# Work required
Extract the records in full, leaving every picture out.

○ ○ ○

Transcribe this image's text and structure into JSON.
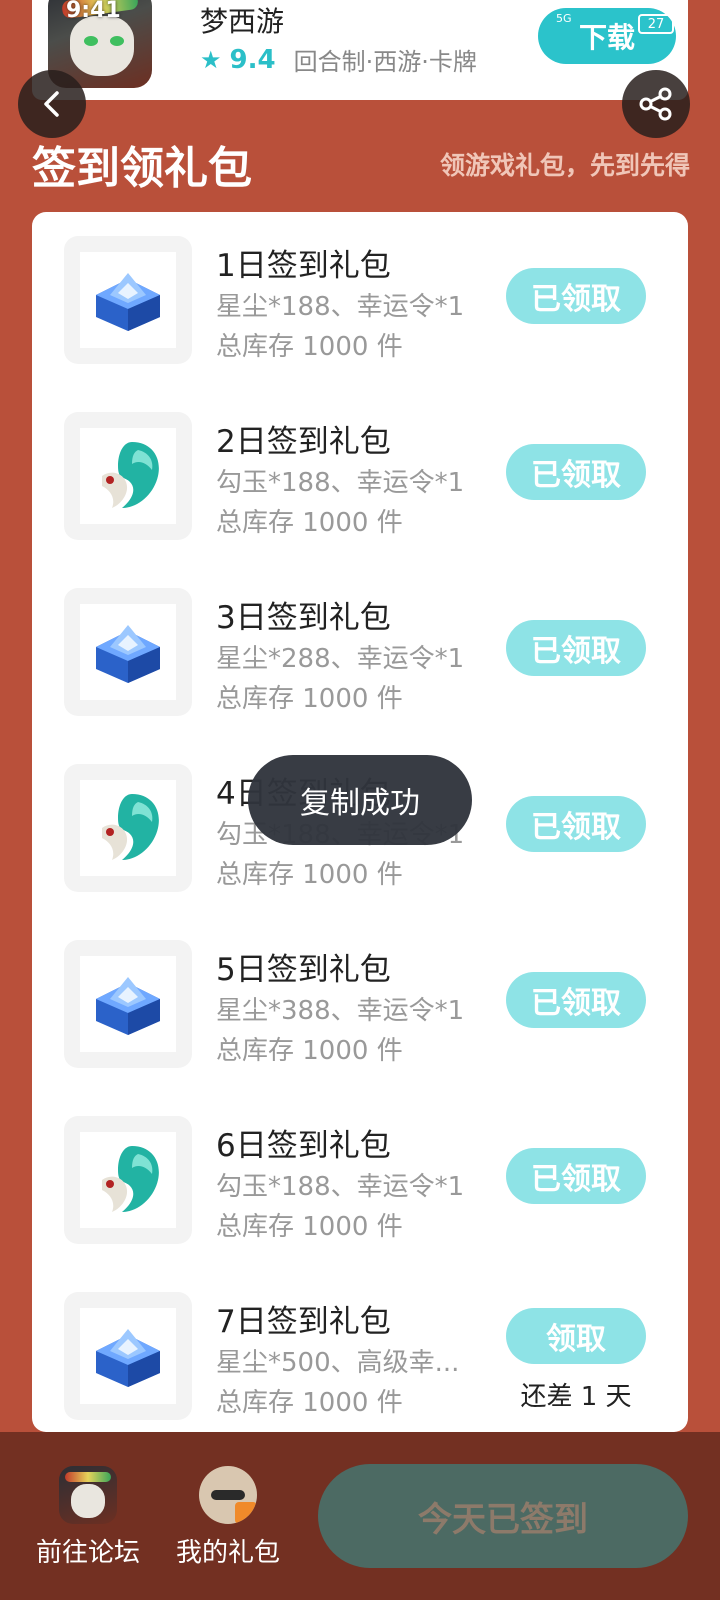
{
  "game": {
    "name": "梦西游",
    "score": "9.4",
    "tags": "回合制·西游·卡牌",
    "download_label": "下载",
    "status_time": "9:41",
    "battery": "27"
  },
  "header": {
    "title": "签到领礼包",
    "subtitle": "领游戏礼包，先到先得"
  },
  "gifts": [
    {
      "title": "1日签到礼包",
      "desc": "星尘*188、幸运令*1",
      "stock": "总库存 1000 件",
      "button": "已领取",
      "icon": "blue-crystal-chest-icon"
    },
    {
      "title": "2日签到礼包",
      "desc": "勾玉*188、幸运令*1",
      "stock": "总库存 1000 件",
      "button": "已领取",
      "icon": "jade-magatama-icon"
    },
    {
      "title": "3日签到礼包",
      "desc": "星尘*288、幸运令*1",
      "stock": "总库存 1000 件",
      "button": "已领取",
      "icon": "blue-crystal-chest-icon"
    },
    {
      "title": "4日签到礼包",
      "desc": "勾玉*188、幸运令*1",
      "stock": "总库存 1000 件",
      "button": "已领取",
      "icon": "jade-magatama-icon"
    },
    {
      "title": "5日签到礼包",
      "desc": "星尘*388、幸运令*1",
      "stock": "总库存 1000 件",
      "button": "已领取",
      "icon": "blue-crystal-chest-icon"
    },
    {
      "title": "6日签到礼包",
      "desc": "勾玉*188、幸运令*1",
      "stock": "总库存 1000 件",
      "button": "已领取",
      "icon": "jade-magatama-icon"
    },
    {
      "title": "7日签到礼包",
      "desc": "星尘*500、高级幸...",
      "stock": "总库存 1000 件",
      "button": "领取",
      "remain": "还差 1 天",
      "icon": "blue-crystal-chest-icon"
    }
  ],
  "toast": "复制成功",
  "bottom": {
    "forum_label": "前往论坛",
    "mygift_label": "我的礼包",
    "signed_label": "今天已签到"
  },
  "colors": {
    "background": "#b9503a",
    "accent": "#2bc3cb",
    "button_light": "#8ee3e6",
    "bottom_bar": "#733022"
  }
}
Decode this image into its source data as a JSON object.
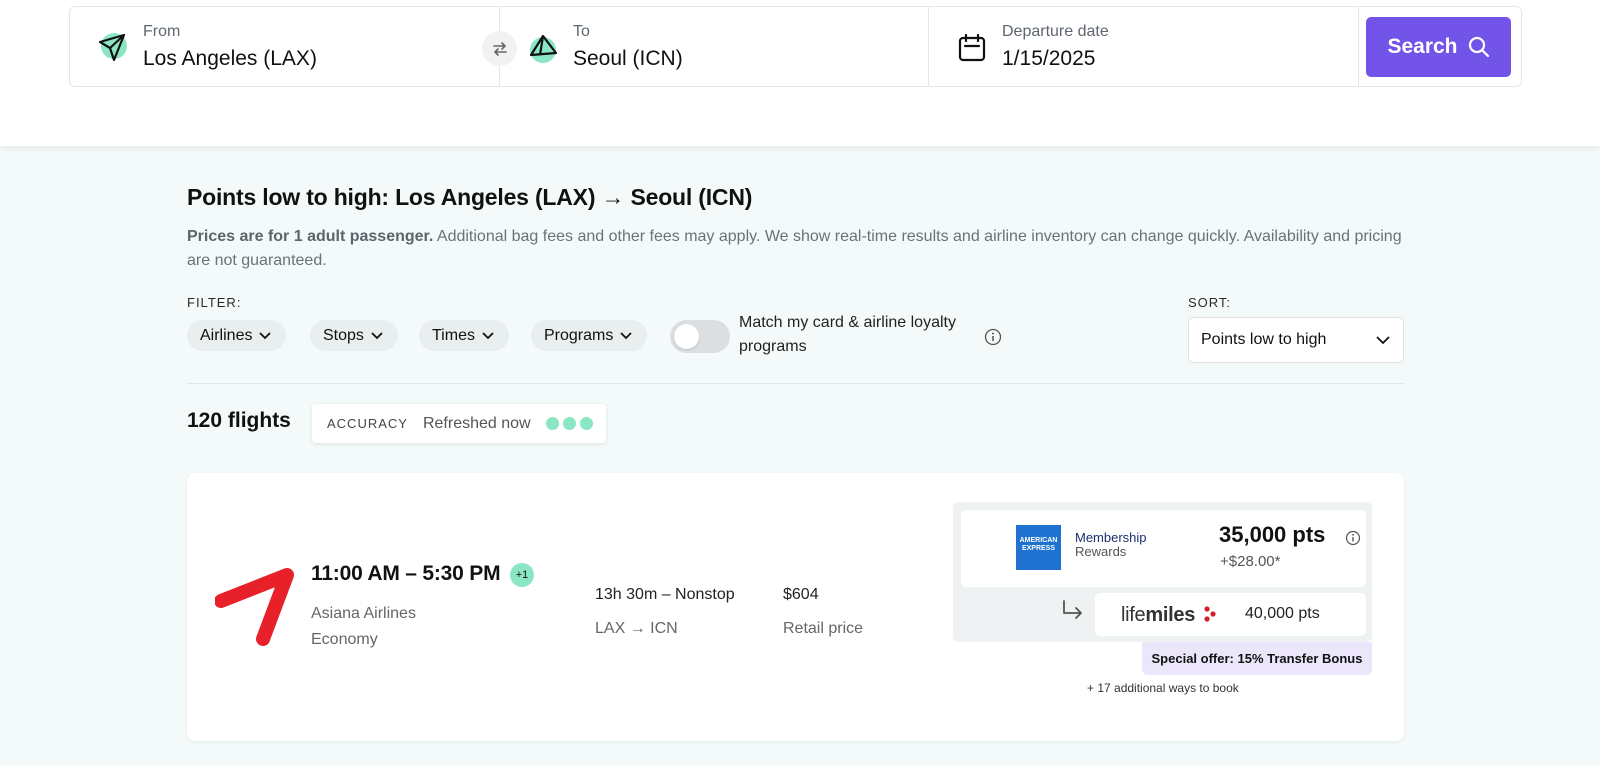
{
  "search": {
    "from_label": "From",
    "from_value": "Los Angeles (LAX)",
    "to_label": "To",
    "to_value": "Seoul (ICN)",
    "date_label": "Departure date",
    "date_value": "1/15/2025",
    "search_button": "Search"
  },
  "results": {
    "title": "Points low to high: Los Angeles (LAX) → Seoul (ICN)",
    "notice_bold": "Prices are for 1 adult passenger.",
    "notice_text": " Additional bag fees and other fees may apply. We show real-time results and airline inventory can change quickly. Availability and pricing are not guaranteed."
  },
  "filters": {
    "label": "FILTER:",
    "chips": [
      "Airlines",
      "Stops",
      "Times",
      "Programs"
    ],
    "toggle_label": "Match my card & airline loyalty programs"
  },
  "sort": {
    "label": "SORT:",
    "selected": "Points low to high"
  },
  "summary": {
    "count": "120 flights",
    "accuracy_label": "ACCURACY",
    "accuracy_status": "Refreshed now"
  },
  "flight": {
    "time": "11:00 AM – 5:30 PM",
    "day_offset": "+1",
    "airline": "Asiana Airlines",
    "cabin": "Economy",
    "duration": "13h 30m – Nonstop",
    "route": "LAX → ICN",
    "price": "$604",
    "price_label": "Retail price",
    "offer": {
      "card_logo_text": "AMERICAN EXPRESS",
      "program_line1": "Membership",
      "program_line2": "Rewards",
      "points": "35,000 pts",
      "fees": "+$28.00*",
      "partner_pre": "life",
      "partner_bold": "miles",
      "partner_points": "40,000 pts",
      "special": "Special offer: 15% Transfer Bonus",
      "more": "+ 17 additional ways to book"
    }
  },
  "colors": {
    "accent": "#7254e8",
    "mint": "#8be6c4",
    "airline_red": "#e8202a",
    "amex_blue": "#1f72cf",
    "special_bg": "#ece6fb"
  }
}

○ ○ ○

# Solution below
Transcribe this image's text and structure into JSON.
{
  "game": {
    "name": "梦西游",
    "score": "9.4",
    "tags": "回合制·西游·卡牌",
    "download_label": "下载",
    "status_time": "9:41",
    "battery": "27"
  },
  "header": {
    "title": "签到领礼包",
    "subtitle": "领游戏礼包，先到先得"
  },
  "gifts": [
    {
      "title": "1日签到礼包",
      "desc": "星尘*188、幸运令*1",
      "stock": "总库存 1000 件",
      "button": "已领取",
      "icon": "blue-crystal-chest-icon"
    },
    {
      "title": "2日签到礼包",
      "desc": "勾玉*188、幸运令*1",
      "stock": "总库存 1000 件",
      "button": "已领取",
      "icon": "jade-magatama-icon"
    },
    {
      "title": "3日签到礼包",
      "desc": "星尘*288、幸运令*1",
      "stock": "总库存 1000 件",
      "button": "已领取",
      "icon": "blue-crystal-chest-icon"
    },
    {
      "title": "4日签到礼包",
      "desc": "勾玉*188、幸运令*1",
      "stock": "总库存 1000 件",
      "button": "已领取",
      "icon": "jade-magatama-icon"
    },
    {
      "title": "5日签到礼包",
      "desc": "星尘*388、幸运令*1",
      "stock": "总库存 1000 件",
      "button": "已领取",
      "icon": "blue-crystal-chest-icon"
    },
    {
      "title": "6日签到礼包",
      "desc": "勾玉*188、幸运令*1",
      "stock": "总库存 1000 件",
      "button": "已领取",
      "icon": "jade-magatama-icon"
    },
    {
      "title": "7日签到礼包",
      "desc": "星尘*500、高级幸...",
      "stock": "总库存 1000 件",
      "button": "领取",
      "remain": "还差 1 天",
      "icon": "blue-crystal-chest-icon"
    }
  ],
  "toast": "复制成功",
  "bottom": {
    "forum_label": "前往论坛",
    "mygift_label": "我的礼包",
    "signed_label": "今天已签到"
  },
  "colors": {
    "background": "#b9503a",
    "accent": "#2bc3cb",
    "button_light": "#8ee3e6",
    "bottom_bar": "#733022"
  }
}
Decode this image into its source data as a JSON object.
{
  "search": {
    "from_label": "From",
    "from_value": "Los Angeles (LAX)",
    "to_label": "To",
    "to_value": "Seoul (ICN)",
    "date_label": "Departure date",
    "date_value": "1/15/2025",
    "search_button": "Search"
  },
  "results": {
    "title": "Points low to high: Los Angeles (LAX) → Seoul (ICN)",
    "notice_bold": "Prices are for 1 adult passenger.",
    "notice_text": " Additional bag fees and other fees may apply. We show real-time results and airline inventory can change quickly. Availability and pricing are not guaranteed."
  },
  "filters": {
    "label": "FILTER:",
    "chips": [
      "Airlines",
      "Stops",
      "Times",
      "Programs"
    ],
    "toggle_label": "Match my card & airline loyalty programs"
  },
  "sort": {
    "label": "SORT:",
    "selected": "Points low to high"
  },
  "summary": {
    "count": "120 flights",
    "accuracy_label": "ACCURACY",
    "accuracy_status": "Refreshed now"
  },
  "flight": {
    "time": "11:00 AM – 5:30 PM",
    "day_offset": "+1",
    "airline": "Asiana Airlines",
    "cabin": "Economy",
    "duration": "13h 30m – Nonstop",
    "route": "LAX → ICN",
    "price": "$604",
    "price_label": "Retail price",
    "offer": {
      "card_logo_text": "AMERICAN EXPRESS",
      "program_line1": "Membership",
      "program_line2": "Rewards",
      "points": "35,000 pts",
      "fees": "+$28.00*",
      "partner_pre": "life",
      "partner_bold": "miles",
      "partner_points": "40,000 pts",
      "special": "Special offer: 15% Transfer Bonus",
      "more": "+ 17 additional ways to book"
    }
  },
  "colors": {
    "accent": "#7254e8",
    "mint": "#8be6c4",
    "airline_red": "#e8202a",
    "amex_blue": "#1f72cf",
    "special_bg": "#ece6fb"
  }
}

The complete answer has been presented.